====== Records for this task ======

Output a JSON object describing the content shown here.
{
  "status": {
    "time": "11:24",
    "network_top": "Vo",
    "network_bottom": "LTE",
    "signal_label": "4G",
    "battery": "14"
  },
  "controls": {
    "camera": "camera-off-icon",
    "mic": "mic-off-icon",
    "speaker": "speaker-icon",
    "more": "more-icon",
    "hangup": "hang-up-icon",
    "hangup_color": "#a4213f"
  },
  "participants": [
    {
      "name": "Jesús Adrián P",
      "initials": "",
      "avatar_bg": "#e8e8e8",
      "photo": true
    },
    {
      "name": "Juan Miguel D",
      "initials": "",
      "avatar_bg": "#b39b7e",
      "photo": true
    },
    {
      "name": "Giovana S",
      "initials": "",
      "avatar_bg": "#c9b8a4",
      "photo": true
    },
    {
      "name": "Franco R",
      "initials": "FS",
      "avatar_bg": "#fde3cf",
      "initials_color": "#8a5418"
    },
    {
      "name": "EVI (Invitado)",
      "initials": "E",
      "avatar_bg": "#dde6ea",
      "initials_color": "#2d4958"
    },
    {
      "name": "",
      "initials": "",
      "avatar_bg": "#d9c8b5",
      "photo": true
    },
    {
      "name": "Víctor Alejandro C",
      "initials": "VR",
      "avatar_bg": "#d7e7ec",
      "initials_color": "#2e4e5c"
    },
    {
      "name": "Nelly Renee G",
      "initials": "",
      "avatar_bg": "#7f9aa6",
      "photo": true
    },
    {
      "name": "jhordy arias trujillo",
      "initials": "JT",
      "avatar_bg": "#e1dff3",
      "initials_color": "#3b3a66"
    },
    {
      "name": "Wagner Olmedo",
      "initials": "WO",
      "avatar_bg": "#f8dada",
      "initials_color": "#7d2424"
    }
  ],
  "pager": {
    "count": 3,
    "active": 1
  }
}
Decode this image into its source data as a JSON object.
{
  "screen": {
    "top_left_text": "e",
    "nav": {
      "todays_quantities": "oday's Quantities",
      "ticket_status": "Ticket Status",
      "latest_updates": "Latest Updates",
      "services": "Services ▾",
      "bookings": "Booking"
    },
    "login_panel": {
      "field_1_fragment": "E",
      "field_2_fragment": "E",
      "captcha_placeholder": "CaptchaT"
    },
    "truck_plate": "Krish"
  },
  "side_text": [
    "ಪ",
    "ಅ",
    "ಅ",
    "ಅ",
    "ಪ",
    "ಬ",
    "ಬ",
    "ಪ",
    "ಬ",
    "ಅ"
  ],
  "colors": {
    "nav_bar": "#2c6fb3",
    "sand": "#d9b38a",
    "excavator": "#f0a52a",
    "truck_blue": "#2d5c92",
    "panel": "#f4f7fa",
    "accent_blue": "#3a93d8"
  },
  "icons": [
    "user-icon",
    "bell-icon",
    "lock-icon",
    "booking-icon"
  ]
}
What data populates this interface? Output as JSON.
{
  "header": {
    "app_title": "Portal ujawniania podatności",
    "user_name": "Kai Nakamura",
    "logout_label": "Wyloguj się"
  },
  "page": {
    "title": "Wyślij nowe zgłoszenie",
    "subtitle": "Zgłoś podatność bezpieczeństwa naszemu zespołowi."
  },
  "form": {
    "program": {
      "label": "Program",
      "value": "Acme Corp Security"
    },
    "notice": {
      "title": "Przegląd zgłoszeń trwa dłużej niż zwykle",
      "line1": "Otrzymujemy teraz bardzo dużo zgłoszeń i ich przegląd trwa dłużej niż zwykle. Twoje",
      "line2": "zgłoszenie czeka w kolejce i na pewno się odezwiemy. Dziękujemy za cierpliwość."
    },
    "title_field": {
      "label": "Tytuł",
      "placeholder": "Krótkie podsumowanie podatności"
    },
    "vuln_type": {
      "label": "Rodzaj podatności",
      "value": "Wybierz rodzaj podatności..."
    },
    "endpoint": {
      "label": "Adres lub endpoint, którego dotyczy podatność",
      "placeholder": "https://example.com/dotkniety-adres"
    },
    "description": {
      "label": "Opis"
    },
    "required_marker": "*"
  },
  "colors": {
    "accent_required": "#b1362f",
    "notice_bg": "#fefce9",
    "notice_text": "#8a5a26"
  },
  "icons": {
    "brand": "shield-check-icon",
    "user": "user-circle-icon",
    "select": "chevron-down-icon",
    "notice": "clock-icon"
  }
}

======

Set exercise: Of the lines in this data, how many contain "podatność"? Reply with only the number.

Solution: 2